* Task brief *
Where the data below has the string "paix", return the whole line.

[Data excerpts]
-- begin --

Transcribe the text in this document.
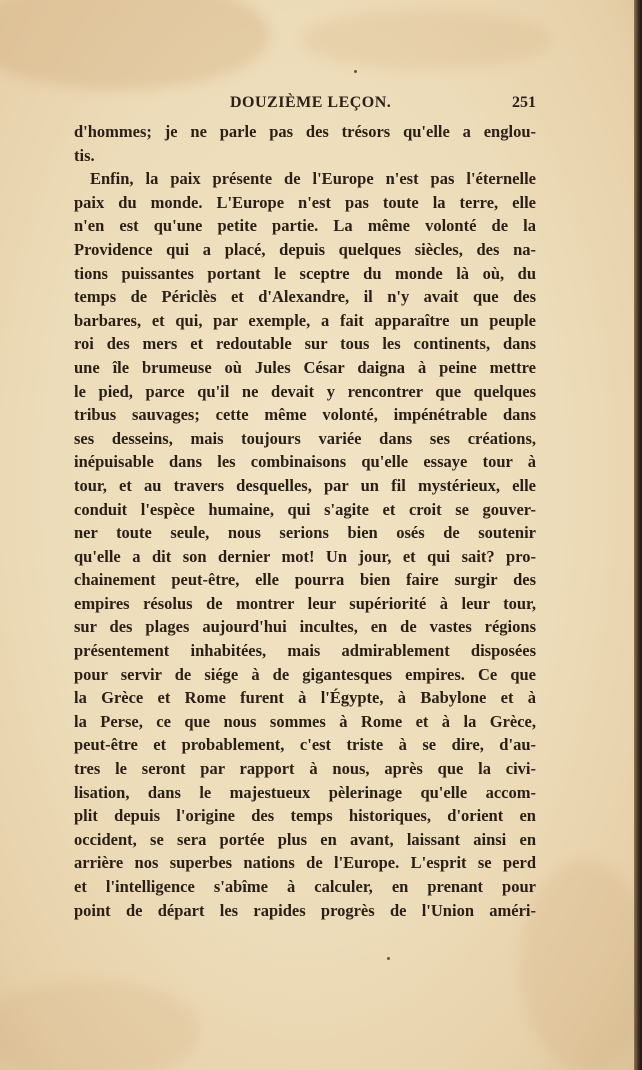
DOUZIÈME LEÇON.	251
d'hommes; je ne parle pas des trésors qu'elle a englou-
tis.
Enfin, la paix présente de l'Europe n'est pas l'éternelle
paix du monde. L'Europe n'est pas toute la terre, elle
n'en est qu'une petite partie. La même volonté de la
Providence qui a placé, depuis quelques siècles, des na-
tions puissantes portant le sceptre du monde là où, du
temps de Périclès et d'Alexandre, il n'y avait que des
barbares, et qui, par exemple, a fait apparaître un peuple
roi des mers et redoutable sur tous les continents, dans
une île brumeuse où Jules César daigna à peine mettre
le pied, parce qu'il ne devait y rencontrer que quelques
tribus sauvages; cette même volonté, impénétrable dans
ses desseins, mais toujours variée dans ses créations,
inépuisable dans les combinaisons qu'elle essaye tour à
tour, et au travers desquelles, par un fil mystérieux, elle
conduit l'espèce humaine, qui s'agite et croit se gouver-
ner toute seule, nous serions bien osés de soutenir
qu'elle a dit son dernier mot! Un jour, et qui sait? pro-
chainement peut-être, elle pourra bien faire surgir des
empires résolus de montrer leur supériorité à leur tour,
sur des plages aujourd'hui incultes, en de vastes régions
présentement inhabitées, mais admirablement disposées
pour servir de siége à de gigantesques empires. Ce que
la Grèce et Rome furent à l'Égypte, à Babylone et à
la Perse, ce que nous sommes à Rome et à la Grèce,
peut-être et probablement, c'est triste à se dire, d'au-
tres le seront par rapport à nous, après que la civi-
lisation, dans le majestueux pèlerinage qu'elle accom-
plit depuis l'origine des temps historiques, d'orient en
occident, se sera portée plus en avant, laissant ainsi en
arrière nos superbes nations de l'Europe. L'esprit se perd
et l'intelligence s'abîme à calculer, en prenant pour
point de départ les rapides progrès de l'Union améri-
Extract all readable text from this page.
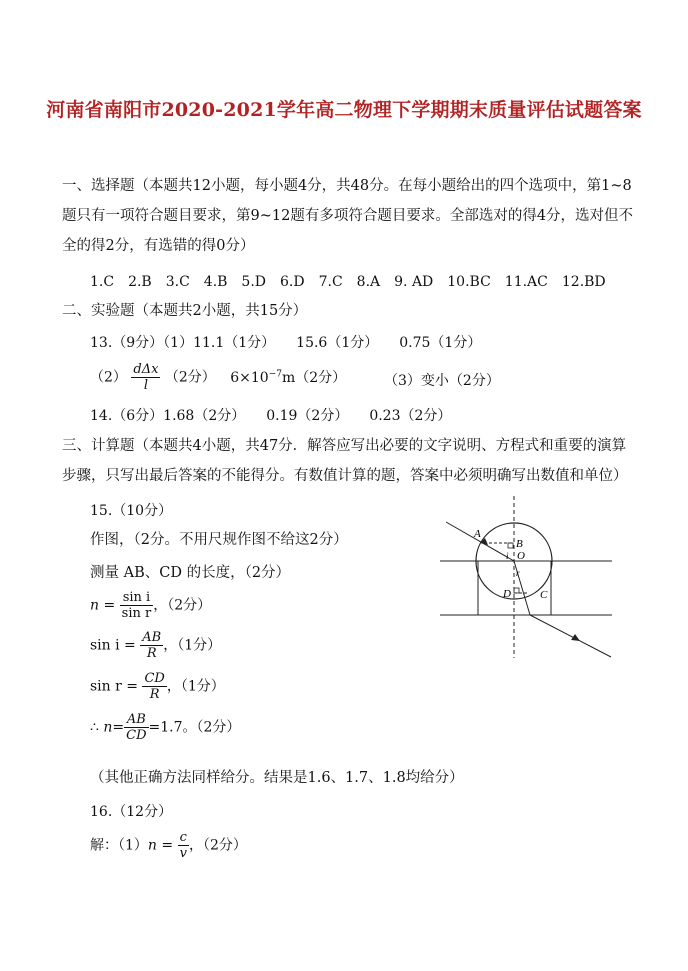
河南省南阳市2020-2021学年高二物理下学期期末质量评估试题答案
一、选择题（本题共12小题，每小题4分，共48分。在每小题给出的四个选项中，第1~8
题只有一项符合题目要求，第9~12题有多项符合题目要求。全部选对的得4分，选对但不
全的得2分，有选错的得0分）
1.C　2.B　3.C　4.B　5.D　6.D　7.C　8.A　9. AD　10.BC　11.AC　12.BD
二、实验题（本题共2小题，共15分）
13.（9分）（1）11.1（1分）　　15.6（1分）　　0.75（1分）
$(2) \frac{\text{dΔx}}{l} (2$分） $6\times 10^{-7}m(2$分）	（3）变小（2分）
14.（6分）1.68（2分）　　0.19（2分）　　0.23（2分）
三、计算题（本题共4小题，共47分．解答应写出必要的文字说明、方程式和重要的演算
步骤，只写出最后答案的不能得分。有数值计算的题，答案中必须明确写出数值和单位）
15.（10分）
作图，（2分。不用尺规作图不给这2分）
测量 AB、CD 的长度，（2分）
$n = \frac{\text{sin i}}{\text{sin r}}$ ，（2分）
$\sin i = \frac{AB}{R}$ ，（1分）
$\sin r = \frac{CD}{R}$ ，（1分）
∴ $n= \frac{AB}{CD} =1.7$。（2分）
（其他正确方法同样给分。结果是1.6、1.7、1.8均给分）
16.（12分）
解：$(1)n = \frac{c}{v}$ ，（2分）
A
B
i O
r
D	C
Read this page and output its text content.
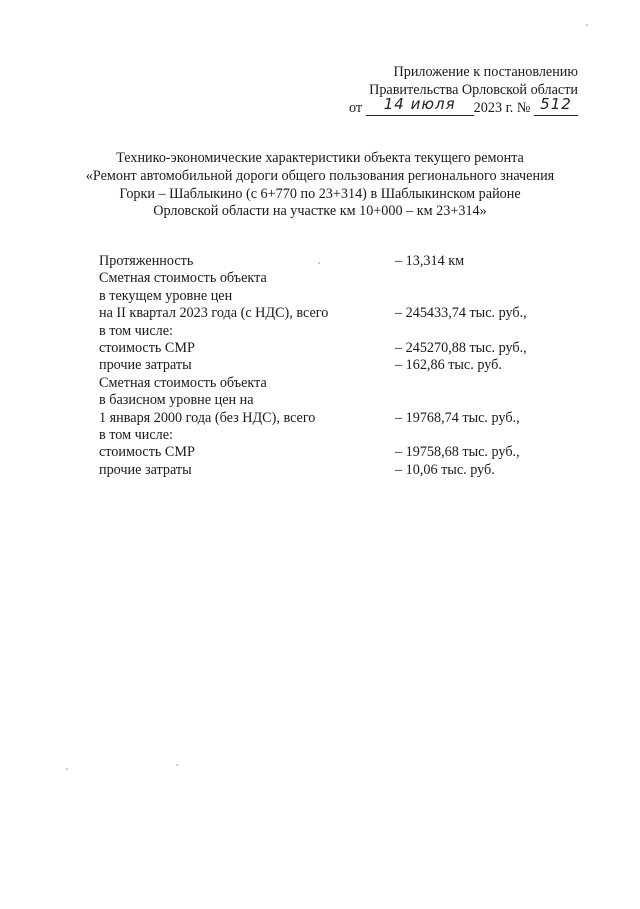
Приложение к постановлению
Правительства Орловской области
от 14 июля 2023 г. № 512
Технико-экономические характеристики объекта текущего ремонта
«Ремонт автомобильной дороги общего пользования регионального значения
Горки – Шаблыкино (с 6+770 по 23+314) в Шаблыкинском районе
Орловской области на участке км 10+000 – км 23+314»
Протяженность	– 13,314 км
Сметная стоимость объекта
в текущем уровне цен
на II квартал 2023 года (с НДС), всего	– 245433,74 тыс. руб.,
в том числе:
стоимость СМР	– 245270,88 тыс. руб.,
прочие затраты	– 162,86 тыс. руб.
Сметная стоимость объекта
в базисном уровне цен на
1 января 2000 года (без НДС), всего	– 19768,74 тыс. руб.,
в том числе:
стоимость СМР	– 19758,68 тыс. руб.,
прочие затраты	– 10,06 тыс. руб.
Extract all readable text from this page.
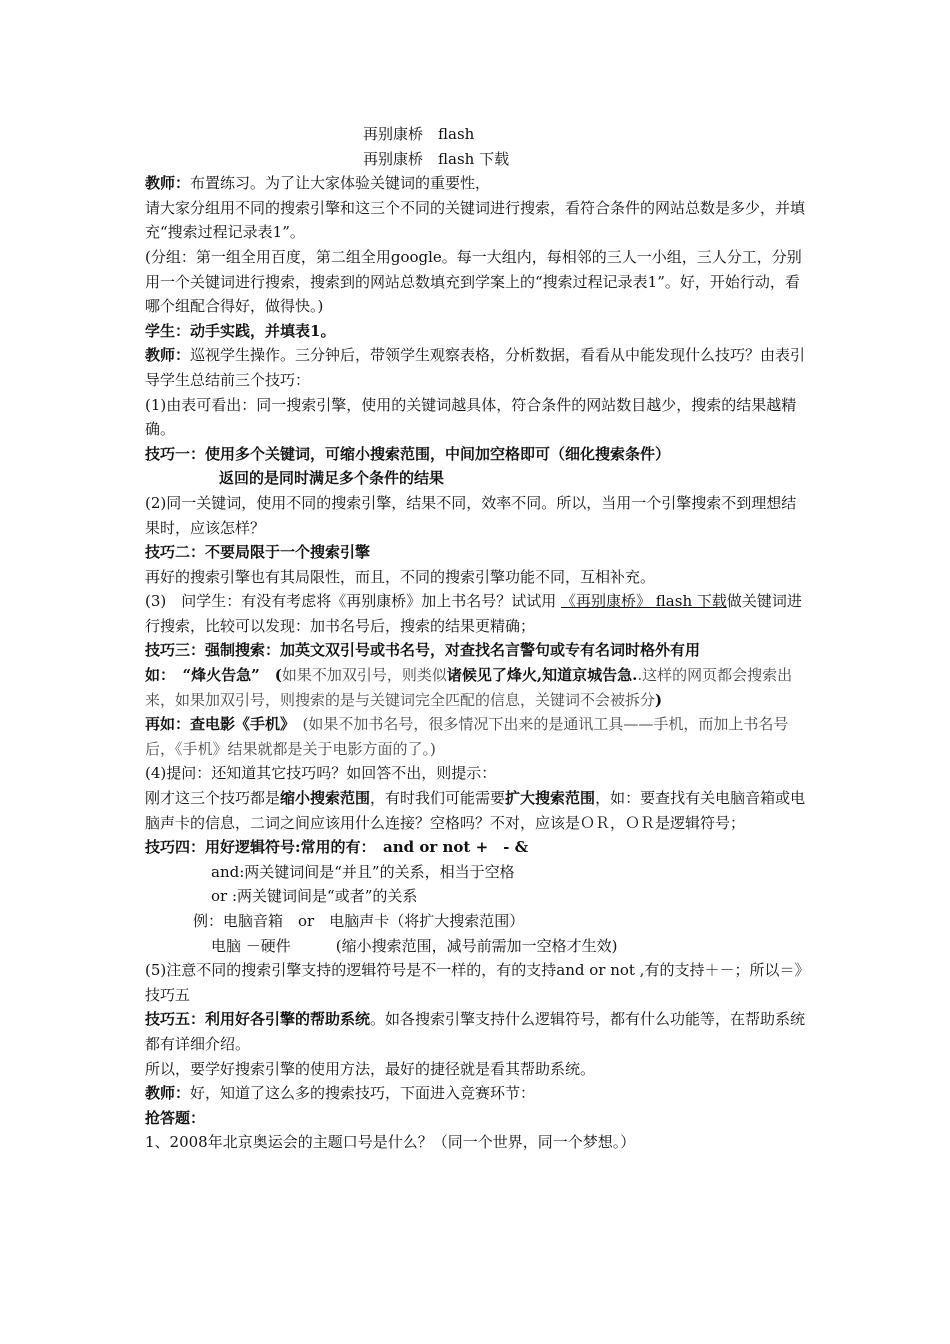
再别康桥　flash
再别康桥　flash 下载
教师：布置练习。为了让大家体验关键词的重要性，
请大家分组用不同的搜索引擎和这三个不同的关键词进行搜索，看符合条件的网站总数是多少，并填充“搜索过程记录表1”。
(分组：第一组全用百度，第二组全用google。每一大组内，每相邻的三人一小组，三人分工，分别用一个关键词进行搜索，搜索到的网站总数填充到学案上的“搜索过程记录表1”。好，开始行动，看哪个组配合得好，做得快。)
学生：动手实践，并填表1。
教师：巡视学生操作。三分钟后，带领学生观察表格，分析数据，看看从中能发现什么技巧？由表引导学生总结前三个技巧：
(1)由表可看出：同一搜索引擎，使用的关键词越具体，符合条件的网站数目越少，搜索的结果越精确。
技巧一：使用多个关键词，可缩小搜索范围，中间加空格即可（细化搜索条件）
返回的是同时满足多个条件的结果
(2)同一关键词，使用不同的搜索引擎，结果不同，效率不同。所以，当用一个引擎搜索不到理想结果时，应该怎样？
技巧二：不要局限于一个搜索引擎
再好的搜索引擎也有其局限性，而且，不同的搜索引擎功能不同，互相补充。
(3)　问学生：有没有考虑将《再别康桥》加上书名号？试试用 《再别康桥》 flash 下载做关键词进行搜索，比较可以发现：加书名号后，搜索的结果更精确；
技巧三：强制搜索：加英文双引号或书名号，对查找名言警句或专有名词时格外有用
如：　“烽火告急”　(如果不加双引号，则类似诸候见了烽火,知道京城告急..这样的网页都会搜索出来，如果加双引号，则搜索的是与关键词完全匹配的信息，关键词不会被拆分)
再如：查电影《手机》　(如果不加书名号，很多情况下出来的是通讯工具——手机，而加上书名号后，《手机》结果就都是关于电影方面的了。)
(4)提问：还知道其它技巧吗？如回答不出，则提示：
刚才这三个技巧都是缩小搜索范围，有时我们可能需要扩大搜索范围，如：要查找有关电脑音箱或电脑声卡的信息，二词之间应该用什么连接？空格吗？不对，应该是ＯＲ，ＯＲ是逻辑符号；
技巧四：用好逻辑符号:常用的有：　and or not +　- &
and:两关键词间是“并且”的关系，相当于空格
or :两关键词间是“或者”的关系
例：电脑音箱　or　电脑声卡（将扩大搜索范围）
电脑 －硬件　　　(缩小搜索范围，减号前需加一空格才生效)
(5)注意不同的搜索引擎支持的逻辑符号是不一样的，有的支持and or not ,有的支持＋－；所以＝》技巧五
技巧五：利用好各引擎的帮助系统。如各搜索引擎支持什么逻辑符号，都有什么功能等，在帮助系统都有详细介绍。
所以，要学好搜索引擎的使用方法，最好的捷径就是看其帮助系统。
教师：好，知道了这么多的搜索技巧，下面进入竞赛环节：
抢答题：
1、2008年北京奥运会的主题口号是什么？（同一个世界，同一个梦想。）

-- end --

* Completed exercise *
Enfin, la paix présente de l'Europe n'est pas l'éternelle
paix du monde. L'Europe n'est pas toute la terre, elle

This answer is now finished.